### Instructions to follow:
Repeat the listing in full. Nothing may be added or left out.

### Provided information:
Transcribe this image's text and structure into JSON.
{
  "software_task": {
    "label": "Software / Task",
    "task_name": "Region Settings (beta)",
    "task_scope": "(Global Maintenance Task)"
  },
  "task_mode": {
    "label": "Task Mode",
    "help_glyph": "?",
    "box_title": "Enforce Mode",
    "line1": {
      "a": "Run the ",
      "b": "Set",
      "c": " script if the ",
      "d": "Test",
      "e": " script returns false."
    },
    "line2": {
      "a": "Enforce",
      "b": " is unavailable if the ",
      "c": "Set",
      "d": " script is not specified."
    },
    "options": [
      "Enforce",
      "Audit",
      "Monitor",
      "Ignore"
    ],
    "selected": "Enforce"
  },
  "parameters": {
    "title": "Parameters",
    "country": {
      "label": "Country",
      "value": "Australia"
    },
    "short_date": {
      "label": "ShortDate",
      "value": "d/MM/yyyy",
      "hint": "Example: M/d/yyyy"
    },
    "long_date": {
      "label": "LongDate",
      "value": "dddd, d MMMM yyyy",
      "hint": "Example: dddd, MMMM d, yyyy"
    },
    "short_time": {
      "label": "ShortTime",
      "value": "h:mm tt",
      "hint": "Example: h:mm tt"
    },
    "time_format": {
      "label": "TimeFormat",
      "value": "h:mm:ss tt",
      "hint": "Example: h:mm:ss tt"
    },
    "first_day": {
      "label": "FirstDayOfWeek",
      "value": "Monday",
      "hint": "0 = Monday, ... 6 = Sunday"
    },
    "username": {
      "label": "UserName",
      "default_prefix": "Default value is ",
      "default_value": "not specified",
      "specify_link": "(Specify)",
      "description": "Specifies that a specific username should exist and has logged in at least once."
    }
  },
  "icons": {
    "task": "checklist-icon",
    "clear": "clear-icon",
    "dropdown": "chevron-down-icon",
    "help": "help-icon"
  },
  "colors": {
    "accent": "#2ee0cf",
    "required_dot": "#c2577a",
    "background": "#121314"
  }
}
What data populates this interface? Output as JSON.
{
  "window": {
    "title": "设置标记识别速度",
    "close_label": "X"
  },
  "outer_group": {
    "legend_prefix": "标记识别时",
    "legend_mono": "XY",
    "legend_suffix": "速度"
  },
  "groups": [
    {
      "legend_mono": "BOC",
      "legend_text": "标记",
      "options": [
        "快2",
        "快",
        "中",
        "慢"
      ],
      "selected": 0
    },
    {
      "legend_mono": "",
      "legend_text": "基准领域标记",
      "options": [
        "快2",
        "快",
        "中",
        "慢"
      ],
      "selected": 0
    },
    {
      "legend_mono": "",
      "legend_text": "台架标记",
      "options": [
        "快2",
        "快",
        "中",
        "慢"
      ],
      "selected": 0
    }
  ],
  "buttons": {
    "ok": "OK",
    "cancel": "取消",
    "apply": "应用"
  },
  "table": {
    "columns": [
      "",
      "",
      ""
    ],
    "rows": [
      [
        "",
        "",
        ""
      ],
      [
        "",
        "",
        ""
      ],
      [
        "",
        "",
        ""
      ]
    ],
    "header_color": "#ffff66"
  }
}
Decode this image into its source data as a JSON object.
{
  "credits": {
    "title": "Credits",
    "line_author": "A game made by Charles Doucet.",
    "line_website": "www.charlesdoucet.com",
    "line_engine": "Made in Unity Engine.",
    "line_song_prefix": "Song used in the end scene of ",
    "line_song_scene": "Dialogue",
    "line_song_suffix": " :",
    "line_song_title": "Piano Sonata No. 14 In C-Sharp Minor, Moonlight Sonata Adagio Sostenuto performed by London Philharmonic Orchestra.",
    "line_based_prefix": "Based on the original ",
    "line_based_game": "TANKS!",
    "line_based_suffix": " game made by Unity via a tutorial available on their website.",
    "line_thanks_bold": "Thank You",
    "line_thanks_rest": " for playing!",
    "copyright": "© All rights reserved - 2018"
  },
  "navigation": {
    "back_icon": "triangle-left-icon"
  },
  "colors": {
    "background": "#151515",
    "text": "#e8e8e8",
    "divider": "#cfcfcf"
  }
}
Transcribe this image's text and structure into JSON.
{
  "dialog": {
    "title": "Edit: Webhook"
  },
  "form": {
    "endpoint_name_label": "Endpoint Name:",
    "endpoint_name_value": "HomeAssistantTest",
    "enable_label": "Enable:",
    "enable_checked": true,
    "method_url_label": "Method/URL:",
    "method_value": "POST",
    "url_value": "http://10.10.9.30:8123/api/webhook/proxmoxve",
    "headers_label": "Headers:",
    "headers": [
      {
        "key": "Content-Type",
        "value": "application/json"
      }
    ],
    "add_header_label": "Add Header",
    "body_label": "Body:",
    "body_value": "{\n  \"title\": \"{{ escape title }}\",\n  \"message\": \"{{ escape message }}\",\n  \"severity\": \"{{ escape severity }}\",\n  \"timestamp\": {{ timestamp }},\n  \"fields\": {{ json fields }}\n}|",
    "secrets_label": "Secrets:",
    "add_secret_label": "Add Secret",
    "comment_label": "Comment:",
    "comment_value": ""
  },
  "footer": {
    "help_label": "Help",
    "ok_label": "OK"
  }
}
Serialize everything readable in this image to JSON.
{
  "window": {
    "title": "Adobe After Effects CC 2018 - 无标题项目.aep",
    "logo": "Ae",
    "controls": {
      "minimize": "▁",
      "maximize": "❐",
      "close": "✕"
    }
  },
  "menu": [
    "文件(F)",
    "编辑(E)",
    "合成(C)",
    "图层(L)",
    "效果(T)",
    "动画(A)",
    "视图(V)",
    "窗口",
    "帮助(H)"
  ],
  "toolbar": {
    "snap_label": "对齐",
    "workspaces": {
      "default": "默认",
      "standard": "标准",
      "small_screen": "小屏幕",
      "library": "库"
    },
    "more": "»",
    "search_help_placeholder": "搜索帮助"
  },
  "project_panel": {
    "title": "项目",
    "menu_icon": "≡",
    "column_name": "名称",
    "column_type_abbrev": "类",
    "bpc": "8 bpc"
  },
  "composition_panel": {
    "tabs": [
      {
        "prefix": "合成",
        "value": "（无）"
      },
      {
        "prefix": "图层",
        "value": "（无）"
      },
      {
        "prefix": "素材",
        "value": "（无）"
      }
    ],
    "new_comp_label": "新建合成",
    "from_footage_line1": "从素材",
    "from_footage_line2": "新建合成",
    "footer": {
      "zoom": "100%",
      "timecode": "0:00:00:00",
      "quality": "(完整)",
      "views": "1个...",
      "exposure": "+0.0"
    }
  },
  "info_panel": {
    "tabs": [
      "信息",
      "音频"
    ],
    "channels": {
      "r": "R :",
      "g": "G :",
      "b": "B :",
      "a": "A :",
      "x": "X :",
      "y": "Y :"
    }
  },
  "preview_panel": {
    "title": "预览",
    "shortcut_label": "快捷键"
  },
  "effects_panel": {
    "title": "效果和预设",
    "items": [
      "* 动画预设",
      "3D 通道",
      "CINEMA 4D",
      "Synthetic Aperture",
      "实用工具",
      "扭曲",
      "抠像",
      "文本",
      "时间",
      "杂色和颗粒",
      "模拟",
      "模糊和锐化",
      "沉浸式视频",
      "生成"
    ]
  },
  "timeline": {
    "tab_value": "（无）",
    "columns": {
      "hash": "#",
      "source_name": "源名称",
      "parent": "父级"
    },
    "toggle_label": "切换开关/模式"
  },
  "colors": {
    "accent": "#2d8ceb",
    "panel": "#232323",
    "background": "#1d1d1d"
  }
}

### Finished task:
Transcribe this image's text and structure into JSON.
{
  "software_task": {
    "label": "Software / Task",
    "task_name": "Region Settings (beta)",
    "task_scope": "(Global Maintenance Task)"
  },
  "task_mode": {
    "label": "Task Mode",
    "help_glyph": "?",
    "box_title": "Enforce Mode",
    "line1": {
      "a": "Run the ",
      "b": "Set",
      "c": " script if the ",
      "d": "Test",
      "e": " script returns false."
    },
    "line2": {
      "a": "Enforce",
      "b": " is unavailable if the ",
      "c": "Set",
      "d": " script is not specified."
    },
    "options": [
      "Enforce",
      "Audit",
      "Monitor",
      "Ignore"
    ],
    "selected": "Enforce"
  },
  "parameters": {
    "title": "Parameters",
    "country": {
      "label": "Country",
      "value": "Australia"
    },
    "short_date": {
      "label": "ShortDate",
      "value": "d/MM/yyyy",
      "hint": "Example: M/d/yyyy"
    },
    "long_date": {
      "label": "LongDate",
      "value": "dddd, d MMMM yyyy",
      "hint": "Example: dddd, MMMM d, yyyy"
    },
    "short_time": {
      "label": "ShortTime",
      "value": "h:mm tt",
      "hint": "Example: h:mm tt"
    },
    "time_format": {
      "label": "TimeFormat",
      "value": "h:mm:ss tt",
      "hint": "Example: h:mm:ss tt"
    },
    "first_day": {
      "label": "FirstDayOfWeek",
      "value": "Monday",
      "hint": "0 = Monday, ... 6 = Sunday"
    },
    "username": {
      "label": "UserName",
      "default_prefix": "Default value is ",
      "default_value": "not specified",
      "specify_link": "(Specify)",
      "description": "Specifies that a specific username should exist and has logged in at least once."
    }
  },
  "icons": {
    "task": "checklist-icon",
    "clear": "clear-icon",
    "dropdown": "chevron-down-icon",
    "help": "help-icon"
  },
  "colors": {
    "accent": "#2ee0cf",
    "required_dot": "#c2577a",
    "background": "#121314"
  }
}
What data populates this interface? Output as JSON.
{
  "window": {
    "title": "设置标记识别速度",
    "close_label": "X"
  },
  "outer_group": {
    "legend_prefix": "标记识别时",
    "legend_mono": "XY",
    "legend_suffix": "速度"
  },
  "groups": [
    {
      "legend_mono": "BOC",
      "legend_text": "标记",
      "options": [
        "快2",
        "快",
        "中",
        "慢"
      ],
      "selected": 0
    },
    {
      "legend_mono": "",
      "legend_text": "基准领域标记",
      "options": [
        "快2",
        "快",
        "中",
        "慢"
      ],
      "selected": 0
    },
    {
      "legend_mono": "",
      "legend_text": "台架标记",
      "options": [
        "快2",
        "快",
        "中",
        "慢"
      ],
      "selected": 0
    }
  ],
  "buttons": {
    "ok": "OK",
    "cancel": "取消",
    "apply": "应用"
  },
  "table": {
    "columns": [
      "",
      "",
      ""
    ],
    "rows": [
      [
        "",
        "",
        ""
      ],
      [
        "",
        "",
        ""
      ],
      [
        "",
        "",
        ""
      ]
    ],
    "header_color": "#ffff66"
  }
}
Decode this image into its source data as a JSON object.
{
  "credits": {
    "title": "Credits",
    "line_author": "A game made by Charles Doucet.",
    "line_website": "www.charlesdoucet.com",
    "line_engine": "Made in Unity Engine.",
    "line_song_prefix": "Song used in the end scene of ",
    "line_song_scene": "Dialogue",
    "line_song_suffix": " :",
    "line_song_title": "Piano Sonata No. 14 In C-Sharp Minor, Moonlight Sonata Adagio Sostenuto performed by London Philharmonic Orchestra.",
    "line_based_prefix": "Based on the original ",
    "line_based_game": "TANKS!",
    "line_based_suffix": " game made by Unity via a tutorial available on their website.",
    "line_thanks_bold": "Thank You",
    "line_thanks_rest": " for playing!",
    "copyright": "© All rights reserved - 2018"
  },
  "navigation": {
    "back_icon": "triangle-left-icon"
  },
  "colors": {
    "background": "#151515",
    "text": "#e8e8e8",
    "divider": "#cfcfcf"
  }
}
Transcribe this image's text and structure into JSON.
{
  "dialog": {
    "title": "Edit: Webhook"
  },
  "form": {
    "endpoint_name_label": "Endpoint Name:",
    "endpoint_name_value": "HomeAssistantTest",
    "enable_label": "Enable:",
    "enable_checked": true,
    "method_url_label": "Method/URL:",
    "method_value": "POST",
    "url_value": "http://10.10.9.30:8123/api/webhook/proxmoxve",
    "headers_label": "Headers:",
    "headers": [
      {
        "key": "Content-Type",
        "value": "application/json"
      }
    ],
    "add_header_label": "Add Header",
    "body_label": "Body:",
    "body_value": "{\n  \"title\": \"{{ escape title }}\",\n  \"message\": \"{{ escape message }}\",\n  \"severity\": \"{{ escape severity }}\",\n  \"timestamp\": {{ timestamp }},\n  \"fields\": {{ json fields }}\n}|",
    "secrets_label": "Secrets:",
    "add_secret_label": "Add Secret",
    "comment_label": "Comment:",
    "comment_value": ""
  },
  "footer": {
    "help_label": "Help",
    "ok_label": "OK"
  }
}
Serialize everything readable in this image to JSON.
{
  "window": {
    "title": "Adobe After Effects CC 2018 - 无标题项目.aep",
    "logo": "Ae",
    "controls": {
      "minimize": "▁",
      "maximize": "❐",
      "close": "✕"
    }
  },
  "menu": [
    "文件(F)",
    "编辑(E)",
    "合成(C)",
    "图层(L)",
    "效果(T)",
    "动画(A)",
    "视图(V)",
    "窗口",
    "帮助(H)"
  ],
  "toolbar": {
    "snap_label": "对齐",
    "workspaces": {
      "default": "默认",
      "standard": "标准",
      "small_screen": "小屏幕",
      "library": "库"
    },
    "more": "»",
    "search_help_placeholder": "搜索帮助"
  },
  "project_panel": {
    "title": "项目",
    "menu_icon": "≡",
    "column_name": "名称",
    "column_type_abbrev": "类",
    "bpc": "8 bpc"
  },
  "composition_panel": {
    "tabs": [
      {
        "prefix": "合成",
        "value": "（无）"
      },
      {
        "prefix": "图层",
        "value": "（无）"
      },
      {
        "prefix": "素材",
        "value": "（无）"
      }
    ],
    "new_comp_label": "新建合成",
    "from_footage_line1": "从素材",
    "from_footage_line2": "新建合成",
    "footer": {
      "zoom": "100%",
      "timecode": "0:00:00:00",
      "quality": "(完整)",
      "views": "1个...",
      "exposure": "+0.0"
    }
  },
  "info_panel": {
    "tabs": [
      "信息",
      "音频"
    ],
    "channels": {
      "r": "R :",
      "g": "G :",
      "b": "B :",
      "a": "A :",
      "x": "X :",
      "y": "Y :"
    }
  },
  "preview_panel": {
    "title": "预览",
    "shortcut_label": "快捷键"
  },
  "effects_panel": {
    "title": "效果和预设",
    "items": [
      "* 动画预设",
      "3D 通道",
      "CINEMA 4D",
      "Synthetic Aperture",
      "实用工具",
      "扭曲",
      "抠像",
      "文本",
      "时间",
      "杂色和颗粒",
      "模拟",
      "模糊和锐化",
      "沉浸式视频",
      "生成"
    ]
  },
  "timeline": {
    "tab_value": "（无）",
    "columns": {
      "hash": "#",
      "source_name": "源名称",
      "parent": "父级"
    },
    "toggle_label": "切换开关/模式"
  },
  "colors": {
    "accent": "#2d8ceb",
    "panel": "#232323",
    "background": "#1d1d1d"
  }
}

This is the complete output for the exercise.